↓↓↓

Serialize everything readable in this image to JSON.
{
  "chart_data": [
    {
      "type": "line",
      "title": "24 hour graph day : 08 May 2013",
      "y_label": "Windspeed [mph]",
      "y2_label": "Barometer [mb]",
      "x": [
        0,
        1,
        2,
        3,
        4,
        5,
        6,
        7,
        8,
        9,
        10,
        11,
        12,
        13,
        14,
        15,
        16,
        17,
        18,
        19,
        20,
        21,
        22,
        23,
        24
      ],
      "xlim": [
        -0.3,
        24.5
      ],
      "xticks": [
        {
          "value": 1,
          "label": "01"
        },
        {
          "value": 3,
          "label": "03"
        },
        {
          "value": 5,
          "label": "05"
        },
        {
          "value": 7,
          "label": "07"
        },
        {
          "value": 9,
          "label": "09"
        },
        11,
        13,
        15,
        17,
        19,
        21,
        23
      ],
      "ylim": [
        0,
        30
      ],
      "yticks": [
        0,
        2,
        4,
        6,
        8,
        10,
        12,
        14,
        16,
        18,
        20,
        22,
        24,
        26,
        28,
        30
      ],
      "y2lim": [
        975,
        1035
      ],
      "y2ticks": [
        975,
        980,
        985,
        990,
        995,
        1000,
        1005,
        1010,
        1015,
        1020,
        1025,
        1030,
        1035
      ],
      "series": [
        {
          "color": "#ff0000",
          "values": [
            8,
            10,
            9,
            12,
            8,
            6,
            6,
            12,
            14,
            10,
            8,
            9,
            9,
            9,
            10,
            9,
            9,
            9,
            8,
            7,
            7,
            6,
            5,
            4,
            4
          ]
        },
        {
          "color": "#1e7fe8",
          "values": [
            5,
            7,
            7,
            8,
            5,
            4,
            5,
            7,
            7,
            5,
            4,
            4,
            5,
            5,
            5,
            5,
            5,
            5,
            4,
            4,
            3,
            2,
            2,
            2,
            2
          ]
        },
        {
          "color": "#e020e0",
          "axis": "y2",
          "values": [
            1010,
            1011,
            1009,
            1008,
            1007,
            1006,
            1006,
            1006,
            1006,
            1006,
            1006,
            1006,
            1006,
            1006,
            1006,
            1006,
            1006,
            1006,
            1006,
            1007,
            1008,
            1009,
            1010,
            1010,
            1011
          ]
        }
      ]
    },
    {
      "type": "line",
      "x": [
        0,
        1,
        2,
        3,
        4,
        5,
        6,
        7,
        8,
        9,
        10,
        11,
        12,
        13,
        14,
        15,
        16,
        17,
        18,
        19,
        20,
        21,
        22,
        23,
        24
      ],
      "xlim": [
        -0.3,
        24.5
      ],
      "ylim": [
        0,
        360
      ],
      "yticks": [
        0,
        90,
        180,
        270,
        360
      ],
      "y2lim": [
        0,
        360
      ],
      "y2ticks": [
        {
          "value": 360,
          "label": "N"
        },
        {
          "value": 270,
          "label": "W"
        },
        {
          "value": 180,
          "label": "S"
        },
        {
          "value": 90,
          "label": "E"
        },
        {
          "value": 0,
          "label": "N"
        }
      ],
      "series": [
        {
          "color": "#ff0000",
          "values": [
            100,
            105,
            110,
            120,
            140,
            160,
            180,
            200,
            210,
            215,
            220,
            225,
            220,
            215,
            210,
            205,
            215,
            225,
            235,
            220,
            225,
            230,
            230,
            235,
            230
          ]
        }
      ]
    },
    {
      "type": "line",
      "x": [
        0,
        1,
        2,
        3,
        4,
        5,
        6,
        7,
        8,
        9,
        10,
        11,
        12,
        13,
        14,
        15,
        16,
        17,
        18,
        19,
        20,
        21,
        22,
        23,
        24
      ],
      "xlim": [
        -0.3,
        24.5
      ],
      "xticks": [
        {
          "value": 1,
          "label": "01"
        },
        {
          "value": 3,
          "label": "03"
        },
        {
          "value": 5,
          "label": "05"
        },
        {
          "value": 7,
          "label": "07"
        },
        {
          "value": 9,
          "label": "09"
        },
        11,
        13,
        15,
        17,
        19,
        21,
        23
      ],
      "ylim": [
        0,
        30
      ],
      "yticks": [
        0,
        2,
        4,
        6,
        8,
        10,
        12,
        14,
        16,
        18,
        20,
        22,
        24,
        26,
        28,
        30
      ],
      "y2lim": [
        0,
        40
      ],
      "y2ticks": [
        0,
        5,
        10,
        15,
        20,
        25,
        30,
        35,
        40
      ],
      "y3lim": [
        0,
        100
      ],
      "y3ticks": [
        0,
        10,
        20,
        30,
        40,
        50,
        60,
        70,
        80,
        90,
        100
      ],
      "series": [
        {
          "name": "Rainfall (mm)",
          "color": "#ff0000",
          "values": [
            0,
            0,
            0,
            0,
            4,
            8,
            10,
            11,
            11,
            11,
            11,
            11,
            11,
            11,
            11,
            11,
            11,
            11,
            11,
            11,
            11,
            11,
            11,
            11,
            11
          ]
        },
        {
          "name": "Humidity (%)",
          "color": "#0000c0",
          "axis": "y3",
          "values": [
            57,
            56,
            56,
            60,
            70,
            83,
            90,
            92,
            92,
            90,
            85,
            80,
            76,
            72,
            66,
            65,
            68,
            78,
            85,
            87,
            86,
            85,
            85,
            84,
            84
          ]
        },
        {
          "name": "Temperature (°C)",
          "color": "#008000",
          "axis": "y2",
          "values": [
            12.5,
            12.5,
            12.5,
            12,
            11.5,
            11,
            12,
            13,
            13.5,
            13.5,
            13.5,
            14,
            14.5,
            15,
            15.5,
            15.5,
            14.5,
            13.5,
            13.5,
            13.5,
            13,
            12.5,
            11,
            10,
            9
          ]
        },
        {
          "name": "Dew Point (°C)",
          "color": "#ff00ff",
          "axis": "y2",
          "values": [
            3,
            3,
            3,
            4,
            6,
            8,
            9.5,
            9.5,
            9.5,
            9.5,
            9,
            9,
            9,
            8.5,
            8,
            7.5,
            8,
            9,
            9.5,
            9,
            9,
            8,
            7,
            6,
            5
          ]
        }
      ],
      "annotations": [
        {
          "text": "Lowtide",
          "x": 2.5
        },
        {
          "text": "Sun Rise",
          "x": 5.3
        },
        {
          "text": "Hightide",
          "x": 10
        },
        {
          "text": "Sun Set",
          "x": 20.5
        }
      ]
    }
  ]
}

↑↑↑

--- Required task ---
Write out the records above again, keeping each one identical to the original.

--- The response ---
Serialize everything readable in this image to JSON.
{
  "chart_data": [
    {
      "type": "line",
      "title": "24 hour graph day : 08 May 2013",
      "y_label": "Windspeed [mph]",
      "y2_label": "Barometer [mb]",
      "x": [
        0,
        1,
        2,
        3,
        4,
        5,
        6,
        7,
        8,
        9,
        10,
        11,
        12,
        13,
        14,
        15,
        16,
        17,
        18,
        19,
        20,
        21,
        22,
        23,
        24
      ],
      "xlim": [
        -0.3,
        24.5
      ],
      "xticks": [
        {
          "value": 1,
          "label": "01"
        },
        {
          "value": 3,
          "label": "03"
        },
        {
          "value": 5,
          "label": "05"
        },
        {
          "value": 7,
          "label": "07"
        },
        {
          "value": 9,
          "label": "09"
        },
        11,
        13,
        15,
        17,
        19,
        21,
        23
      ],
      "ylim": [
        0,
        30
      ],
      "yticks": [
        0,
        2,
        4,
        6,
        8,
        10,
        12,
        14,
        16,
        18,
        20,
        22,
        24,
        26,
        28,
        30
      ],
      "y2lim": [
        975,
        1035
      ],
      "y2ticks": [
        975,
        980,
        985,
        990,
        995,
        1000,
        1005,
        1010,
        1015,
        1020,
        1025,
        1030,
        1035
      ],
      "series": [
        {
          "color": "#ff0000",
          "values": [
            8,
            10,
            9,
            12,
            8,
            6,
            6,
            12,
            14,
            10,
            8,
            9,
            9,
            9,
            10,
            9,
            9,
            9,
            8,
            7,
            7,
            6,
            5,
            4,
            4
          ]
        },
        {
          "color": "#1e7fe8",
          "values": [
            5,
            7,
            7,
            8,
            5,
            4,
            5,
            7,
            7,
            5,
            4,
            4,
            5,
            5,
            5,
            5,
            5,
            5,
            4,
            4,
            3,
            2,
            2,
            2,
            2
          ]
        },
        {
          "color": "#e020e0",
          "axis": "y2",
          "values": [
            1010,
            1011,
            1009,
            1008,
            1007,
            1006,
            1006,
            1006,
            1006,
            1006,
            1006,
            1006,
            1006,
            1006,
            1006,
            1006,
            1006,
            1006,
            1006,
            1007,
            1008,
            1009,
            1010,
            1010,
            1011
          ]
        }
      ]
    },
    {
      "type": "line",
      "x": [
        0,
        1,
        2,
        3,
        4,
        5,
        6,
        7,
        8,
        9,
        10,
        11,
        12,
        13,
        14,
        15,
        16,
        17,
        18,
        19,
        20,
        21,
        22,
        23,
        24
      ],
      "xlim": [
        -0.3,
        24.5
      ],
      "ylim": [
        0,
        360
      ],
      "yticks": [
        0,
        90,
        180,
        270,
        360
      ],
      "y2lim": [
        0,
        360
      ],
      "y2ticks": [
        {
          "value": 360,
          "label": "N"
        },
        {
          "value": 270,
          "label": "W"
        },
        {
          "value": 180,
          "label": "S"
        },
        {
          "value": 90,
          "label": "E"
        },
        {
          "value": 0,
          "label": "N"
        }
      ],
      "series": [
        {
          "color": "#ff0000",
          "values": [
            100,
            105,
            110,
            120,
            140,
            160,
            180,
            200,
            210,
            215,
            220,
            225,
            220,
            215,
            210,
            205,
            215,
            225,
            235,
            220,
            225,
            230,
            230,
            235,
            230
          ]
        }
      ]
    },
    {
      "type": "line",
      "x": [
        0,
        1,
        2,
        3,
        4,
        5,
        6,
        7,
        8,
        9,
        10,
        11,
        12,
        13,
        14,
        15,
        16,
        17,
        18,
        19,
        20,
        21,
        22,
        23,
        24
      ],
      "xlim": [
        -0.3,
        24.5
      ],
      "xticks": [
        {
          "value": 1,
          "label": "01"
        },
        {
          "value": 3,
          "label": "03"
        },
        {
          "value": 5,
          "label": "05"
        },
        {
          "value": 7,
          "label": "07"
        },
        {
          "value": 9,
          "label": "09"
        },
        11,
        13,
        15,
        17,
        19,
        21,
        23
      ],
      "ylim": [
        0,
        30
      ],
      "yticks": [
        0,
        2,
        4,
        6,
        8,
        10,
        12,
        14,
        16,
        18,
        20,
        22,
        24,
        26,
        28,
        30
      ],
      "y2lim": [
        0,
        40
      ],
      "y2ticks": [
        0,
        5,
        10,
        15,
        20,
        25,
        30,
        35,
        40
      ],
      "y3lim": [
        0,
        100
      ],
      "y3ticks": [
        0,
        10,
        20,
        30,
        40,
        50,
        60,
        70,
        80,
        90,
        100
      ],
      "series": [
        {
          "name": "Rainfall (mm)",
          "color": "#ff0000",
          "values": [
            0,
            0,
            0,
            0,
            4,
            8,
            10,
            11,
            11,
            11,
            11,
            11,
            11,
            11,
            11,
            11,
            11,
            11,
            11,
            11,
            11,
            11,
            11,
            11,
            11
          ]
        },
        {
          "name": "Humidity (%)",
          "color": "#0000c0",
          "axis": "y3",
          "values": [
            57,
            56,
            56,
            60,
            70,
            83,
            90,
            92,
            92,
            90,
            85,
            80,
            76,
            72,
            66,
            65,
            68,
            78,
            85,
            87,
            86,
            85,
            85,
            84,
            84
          ]
        },
        {
          "name": "Temperature (°C)",
          "color": "#008000",
          "axis": "y2",
          "values": [
            12.5,
            12.5,
            12.5,
            12,
            11.5,
            11,
            12,
            13,
            13.5,
            13.5,
            13.5,
            14,
            14.5,
            15,
            15.5,
            15.5,
            14.5,
            13.5,
            13.5,
            13.5,
            13,
            12.5,
            11,
            10,
            9
          ]
        },
        {
          "name": "Dew Point (°C)",
          "color": "#ff00ff",
          "axis": "y2",
          "values": [
            3,
            3,
            3,
            4,
            6,
            8,
            9.5,
            9.5,
            9.5,
            9.5,
            9,
            9,
            9,
            8.5,
            8,
            7.5,
            8,
            9,
            9.5,
            9,
            9,
            8,
            7,
            6,
            5
          ]
        }
      ],
      "annotations": [
        {
          "text": "Lowtide",
          "x": 2.5
        },
        {
          "text": "Sun Rise",
          "x": 5.3
        },
        {
          "text": "Hightide",
          "x": 10
        },
        {
          "text": "Sun Set",
          "x": 20.5
        }
      ]
    }
  ]
}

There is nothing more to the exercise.